In the entries below, find every line with "page" and copy it.

BEGIN SOURCE RECORDS

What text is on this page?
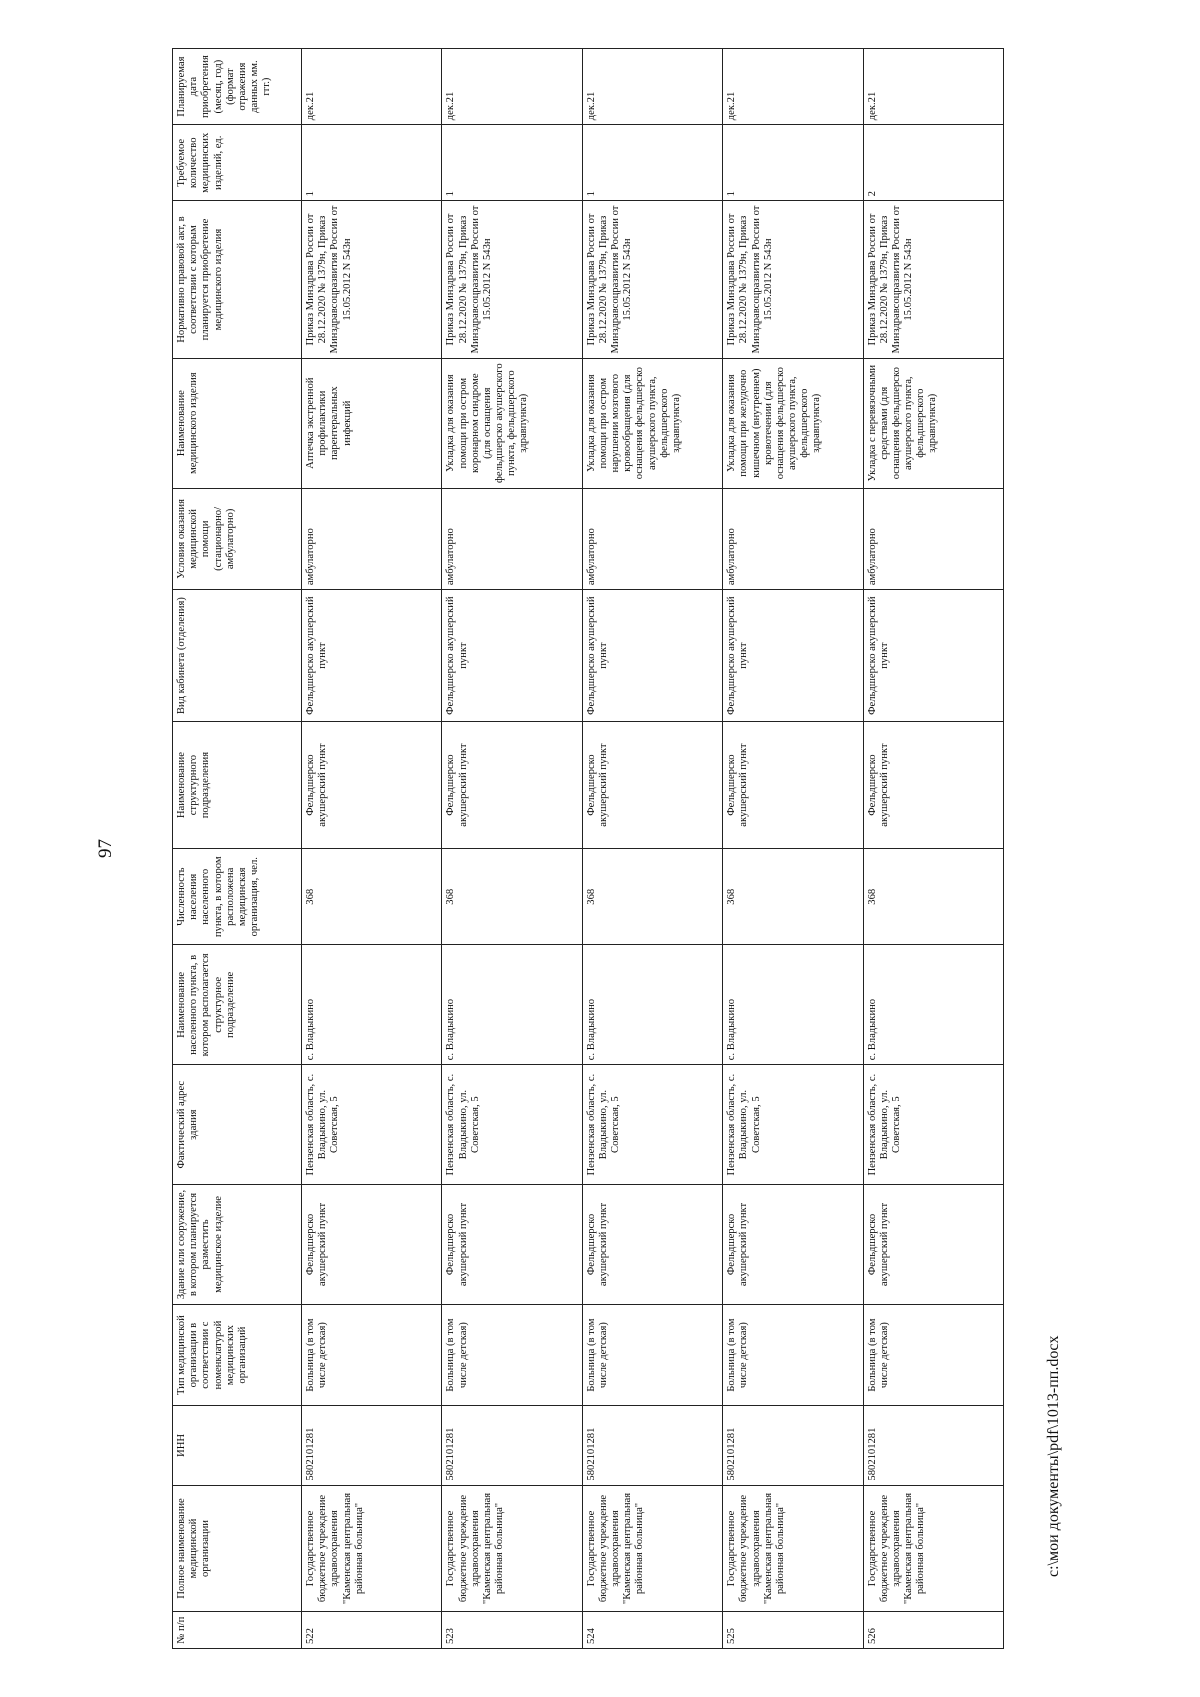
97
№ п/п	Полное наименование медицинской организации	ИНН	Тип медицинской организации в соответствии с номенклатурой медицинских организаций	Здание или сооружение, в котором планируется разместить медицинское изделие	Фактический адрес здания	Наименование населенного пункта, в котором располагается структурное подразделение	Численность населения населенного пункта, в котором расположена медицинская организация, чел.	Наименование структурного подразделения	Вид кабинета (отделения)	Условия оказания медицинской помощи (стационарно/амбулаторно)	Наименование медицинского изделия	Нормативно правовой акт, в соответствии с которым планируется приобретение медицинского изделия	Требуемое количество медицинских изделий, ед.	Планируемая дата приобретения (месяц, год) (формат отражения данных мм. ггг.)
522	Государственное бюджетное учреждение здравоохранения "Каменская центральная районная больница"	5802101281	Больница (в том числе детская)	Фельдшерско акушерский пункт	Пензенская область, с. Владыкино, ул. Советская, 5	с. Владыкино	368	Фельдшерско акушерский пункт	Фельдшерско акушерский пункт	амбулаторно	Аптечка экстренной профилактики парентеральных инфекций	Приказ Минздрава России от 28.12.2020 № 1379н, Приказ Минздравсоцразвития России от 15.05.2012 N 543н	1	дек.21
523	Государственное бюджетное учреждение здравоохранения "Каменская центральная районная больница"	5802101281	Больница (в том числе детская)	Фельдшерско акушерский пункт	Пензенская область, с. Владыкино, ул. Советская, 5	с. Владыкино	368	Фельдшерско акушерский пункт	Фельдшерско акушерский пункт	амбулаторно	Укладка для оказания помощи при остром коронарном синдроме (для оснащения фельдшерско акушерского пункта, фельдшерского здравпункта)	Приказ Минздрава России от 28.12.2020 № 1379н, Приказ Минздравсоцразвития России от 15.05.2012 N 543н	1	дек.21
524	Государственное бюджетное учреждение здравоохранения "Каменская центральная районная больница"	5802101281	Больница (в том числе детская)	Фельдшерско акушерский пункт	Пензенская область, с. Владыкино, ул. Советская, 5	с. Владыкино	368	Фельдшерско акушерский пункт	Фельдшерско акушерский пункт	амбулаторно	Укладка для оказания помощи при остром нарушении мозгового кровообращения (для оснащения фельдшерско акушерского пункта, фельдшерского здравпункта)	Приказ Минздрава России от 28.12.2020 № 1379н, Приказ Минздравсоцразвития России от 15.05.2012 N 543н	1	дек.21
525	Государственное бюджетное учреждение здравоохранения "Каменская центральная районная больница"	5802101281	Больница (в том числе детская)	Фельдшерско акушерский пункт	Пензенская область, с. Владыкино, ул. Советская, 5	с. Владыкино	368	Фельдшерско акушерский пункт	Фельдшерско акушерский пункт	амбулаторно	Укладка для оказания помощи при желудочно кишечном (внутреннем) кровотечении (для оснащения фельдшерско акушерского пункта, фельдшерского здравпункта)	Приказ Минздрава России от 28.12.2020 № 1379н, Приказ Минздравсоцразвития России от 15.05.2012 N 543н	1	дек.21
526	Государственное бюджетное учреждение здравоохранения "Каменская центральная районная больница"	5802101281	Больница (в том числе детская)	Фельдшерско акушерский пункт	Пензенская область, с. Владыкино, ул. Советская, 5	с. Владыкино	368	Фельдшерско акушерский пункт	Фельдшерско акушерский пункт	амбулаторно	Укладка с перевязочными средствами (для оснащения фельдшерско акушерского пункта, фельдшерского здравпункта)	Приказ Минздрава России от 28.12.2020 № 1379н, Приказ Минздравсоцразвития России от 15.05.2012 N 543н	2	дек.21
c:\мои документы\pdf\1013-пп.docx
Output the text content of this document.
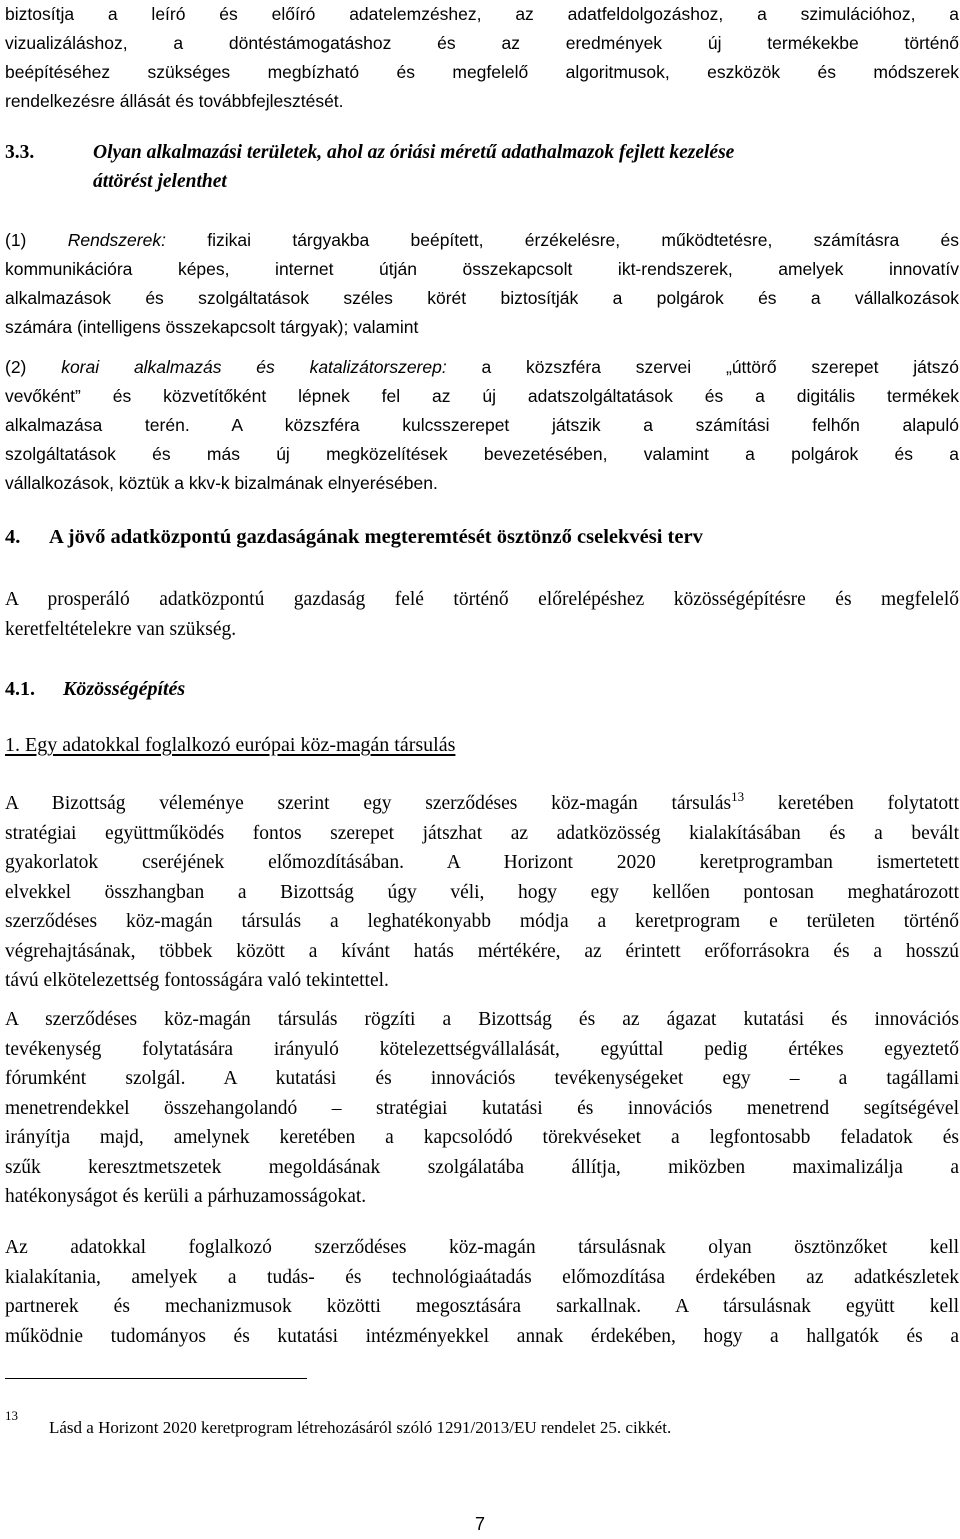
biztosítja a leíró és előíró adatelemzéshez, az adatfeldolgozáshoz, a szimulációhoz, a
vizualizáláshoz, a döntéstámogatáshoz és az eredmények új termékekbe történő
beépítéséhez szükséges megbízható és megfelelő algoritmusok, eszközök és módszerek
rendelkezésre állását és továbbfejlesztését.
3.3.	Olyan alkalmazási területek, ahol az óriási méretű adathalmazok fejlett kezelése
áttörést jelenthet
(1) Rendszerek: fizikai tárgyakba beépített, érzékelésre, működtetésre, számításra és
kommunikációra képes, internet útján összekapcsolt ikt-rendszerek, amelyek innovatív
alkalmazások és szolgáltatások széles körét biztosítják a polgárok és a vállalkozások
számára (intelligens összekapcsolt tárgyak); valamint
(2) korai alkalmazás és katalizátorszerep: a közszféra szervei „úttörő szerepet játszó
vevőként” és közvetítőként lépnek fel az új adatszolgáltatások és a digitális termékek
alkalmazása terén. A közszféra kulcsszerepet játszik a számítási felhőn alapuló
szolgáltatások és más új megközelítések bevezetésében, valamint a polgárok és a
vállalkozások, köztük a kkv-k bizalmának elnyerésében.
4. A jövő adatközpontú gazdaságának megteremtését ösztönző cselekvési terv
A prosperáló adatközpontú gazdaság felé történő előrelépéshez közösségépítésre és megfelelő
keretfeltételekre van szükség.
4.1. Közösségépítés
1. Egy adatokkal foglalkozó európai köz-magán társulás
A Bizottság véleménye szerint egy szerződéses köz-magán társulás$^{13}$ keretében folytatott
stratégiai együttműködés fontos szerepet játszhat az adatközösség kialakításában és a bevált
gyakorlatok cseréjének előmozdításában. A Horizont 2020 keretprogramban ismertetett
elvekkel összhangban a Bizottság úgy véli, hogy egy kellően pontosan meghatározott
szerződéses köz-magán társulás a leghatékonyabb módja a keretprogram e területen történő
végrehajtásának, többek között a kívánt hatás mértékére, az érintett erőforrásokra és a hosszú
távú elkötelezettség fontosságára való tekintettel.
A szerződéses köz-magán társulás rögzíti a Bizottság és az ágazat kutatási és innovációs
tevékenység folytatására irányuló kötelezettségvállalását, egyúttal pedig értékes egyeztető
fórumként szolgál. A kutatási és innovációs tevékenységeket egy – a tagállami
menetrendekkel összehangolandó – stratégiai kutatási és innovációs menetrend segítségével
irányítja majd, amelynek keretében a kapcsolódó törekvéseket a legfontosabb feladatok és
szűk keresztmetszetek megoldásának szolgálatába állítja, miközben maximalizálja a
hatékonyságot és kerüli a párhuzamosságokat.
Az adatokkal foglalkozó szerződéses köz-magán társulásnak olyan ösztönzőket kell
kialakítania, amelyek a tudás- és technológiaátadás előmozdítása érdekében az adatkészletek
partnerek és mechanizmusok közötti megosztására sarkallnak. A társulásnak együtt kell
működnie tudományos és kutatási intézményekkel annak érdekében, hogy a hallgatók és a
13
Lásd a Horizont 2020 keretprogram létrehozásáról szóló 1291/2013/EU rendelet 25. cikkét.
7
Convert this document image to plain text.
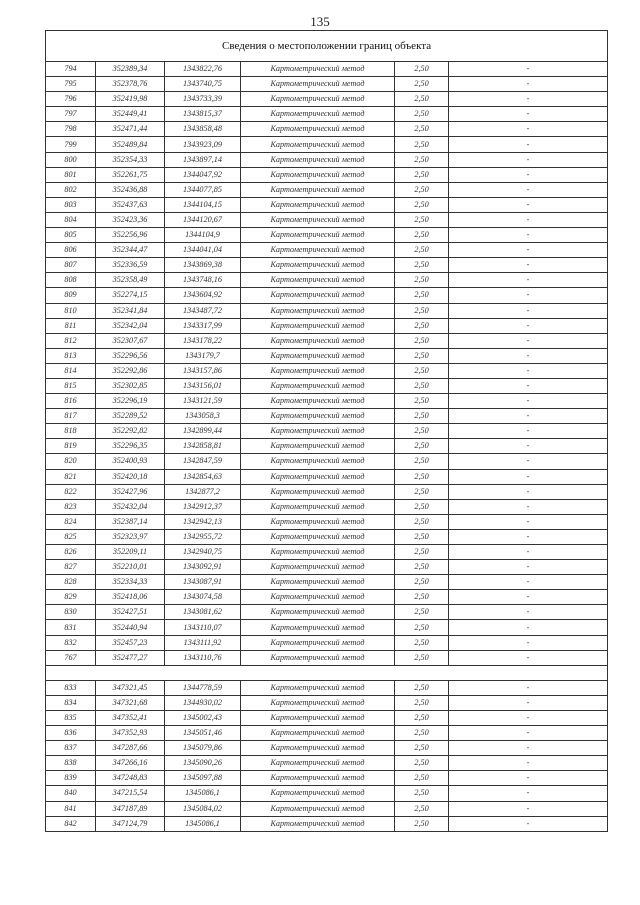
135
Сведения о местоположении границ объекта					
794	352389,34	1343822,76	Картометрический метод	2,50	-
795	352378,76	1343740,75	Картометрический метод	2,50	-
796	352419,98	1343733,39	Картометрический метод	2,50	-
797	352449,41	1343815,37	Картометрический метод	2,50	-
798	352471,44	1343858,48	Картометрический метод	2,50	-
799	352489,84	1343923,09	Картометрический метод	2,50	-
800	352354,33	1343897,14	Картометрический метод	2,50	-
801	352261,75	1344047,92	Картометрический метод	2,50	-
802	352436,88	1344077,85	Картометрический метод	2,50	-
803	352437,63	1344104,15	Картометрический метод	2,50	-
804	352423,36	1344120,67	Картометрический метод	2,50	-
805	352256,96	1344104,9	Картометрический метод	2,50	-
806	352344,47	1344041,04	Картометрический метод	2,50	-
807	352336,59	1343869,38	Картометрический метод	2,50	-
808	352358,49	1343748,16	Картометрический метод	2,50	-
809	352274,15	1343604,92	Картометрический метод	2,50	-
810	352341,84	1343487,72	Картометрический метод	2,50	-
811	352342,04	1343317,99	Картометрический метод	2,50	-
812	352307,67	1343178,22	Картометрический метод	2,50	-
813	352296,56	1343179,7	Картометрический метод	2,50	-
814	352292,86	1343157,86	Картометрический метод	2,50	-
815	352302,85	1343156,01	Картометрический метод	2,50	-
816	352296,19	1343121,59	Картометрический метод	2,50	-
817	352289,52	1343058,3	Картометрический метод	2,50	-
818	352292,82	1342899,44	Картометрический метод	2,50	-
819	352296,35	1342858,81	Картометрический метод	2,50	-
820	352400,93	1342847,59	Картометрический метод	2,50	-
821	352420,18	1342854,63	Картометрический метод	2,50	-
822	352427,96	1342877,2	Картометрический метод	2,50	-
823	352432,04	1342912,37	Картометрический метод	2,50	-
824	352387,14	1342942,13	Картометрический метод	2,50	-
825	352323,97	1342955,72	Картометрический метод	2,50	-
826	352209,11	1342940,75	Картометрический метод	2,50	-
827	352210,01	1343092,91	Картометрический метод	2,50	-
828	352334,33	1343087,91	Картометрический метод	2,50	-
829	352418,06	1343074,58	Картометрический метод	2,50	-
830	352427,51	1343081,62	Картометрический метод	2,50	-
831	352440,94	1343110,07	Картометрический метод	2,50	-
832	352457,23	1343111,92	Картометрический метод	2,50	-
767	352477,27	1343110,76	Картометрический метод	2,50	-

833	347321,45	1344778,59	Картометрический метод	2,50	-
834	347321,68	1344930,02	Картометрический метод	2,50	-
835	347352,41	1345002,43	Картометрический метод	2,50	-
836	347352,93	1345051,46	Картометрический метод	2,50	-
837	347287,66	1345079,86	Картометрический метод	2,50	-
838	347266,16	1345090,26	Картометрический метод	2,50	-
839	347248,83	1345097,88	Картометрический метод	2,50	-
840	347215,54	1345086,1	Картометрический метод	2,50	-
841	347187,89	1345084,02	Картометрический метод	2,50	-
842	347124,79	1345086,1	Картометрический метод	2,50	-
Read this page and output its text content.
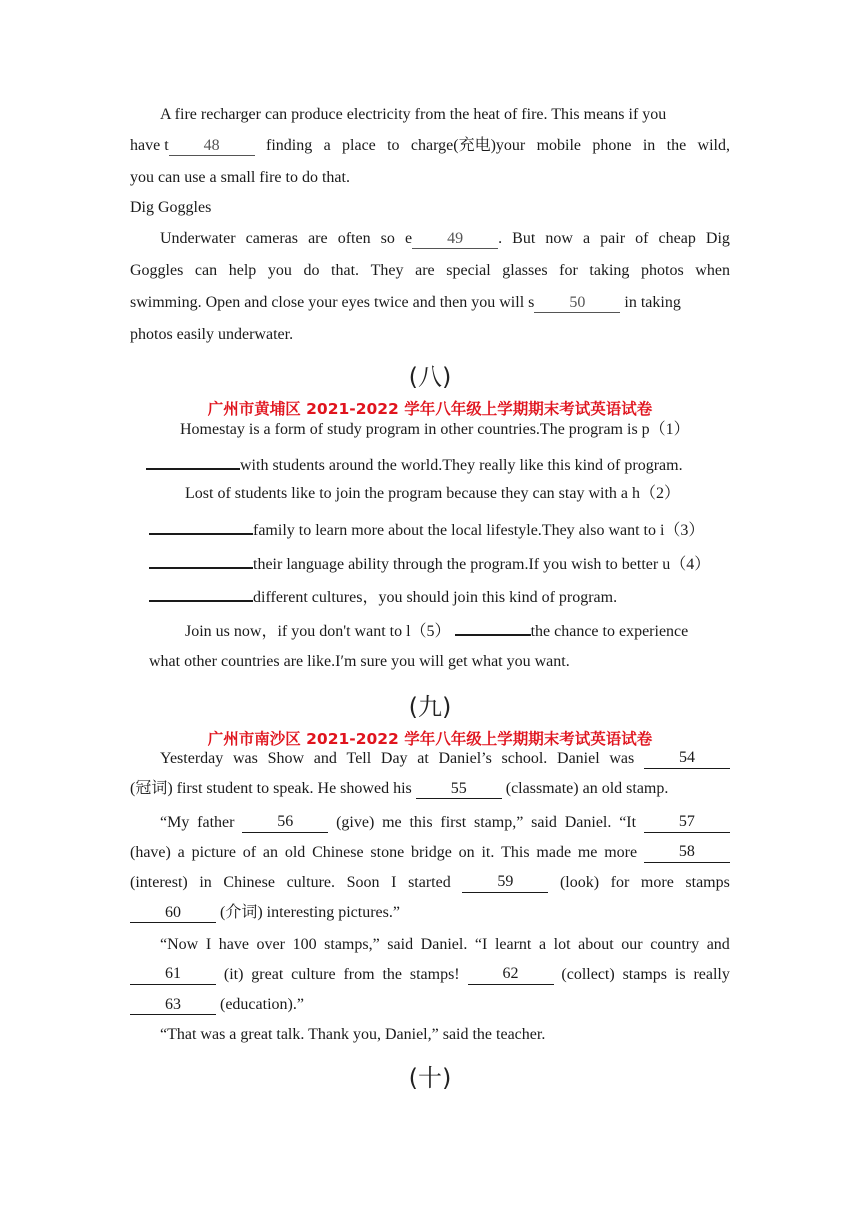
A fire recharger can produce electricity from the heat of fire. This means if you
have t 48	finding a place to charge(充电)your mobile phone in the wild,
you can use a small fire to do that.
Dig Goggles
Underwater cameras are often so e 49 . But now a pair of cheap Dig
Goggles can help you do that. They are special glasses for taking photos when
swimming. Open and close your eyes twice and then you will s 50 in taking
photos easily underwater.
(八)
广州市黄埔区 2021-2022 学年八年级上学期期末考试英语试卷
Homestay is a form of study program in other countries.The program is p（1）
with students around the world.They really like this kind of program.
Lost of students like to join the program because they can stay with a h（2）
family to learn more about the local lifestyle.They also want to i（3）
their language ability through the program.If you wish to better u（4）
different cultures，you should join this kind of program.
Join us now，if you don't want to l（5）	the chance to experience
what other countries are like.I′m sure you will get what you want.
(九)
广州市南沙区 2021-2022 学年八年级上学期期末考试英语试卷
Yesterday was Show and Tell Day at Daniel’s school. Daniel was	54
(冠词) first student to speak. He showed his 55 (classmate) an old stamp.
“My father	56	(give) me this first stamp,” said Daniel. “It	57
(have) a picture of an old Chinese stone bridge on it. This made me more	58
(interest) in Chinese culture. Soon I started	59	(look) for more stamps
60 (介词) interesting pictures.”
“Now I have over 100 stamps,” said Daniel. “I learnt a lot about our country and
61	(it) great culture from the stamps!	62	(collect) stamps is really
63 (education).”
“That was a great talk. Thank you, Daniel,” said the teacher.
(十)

END SOURCE RECORDS

EXPECTED OUTPUT:
What text is on this page?
Read this page and output its text content.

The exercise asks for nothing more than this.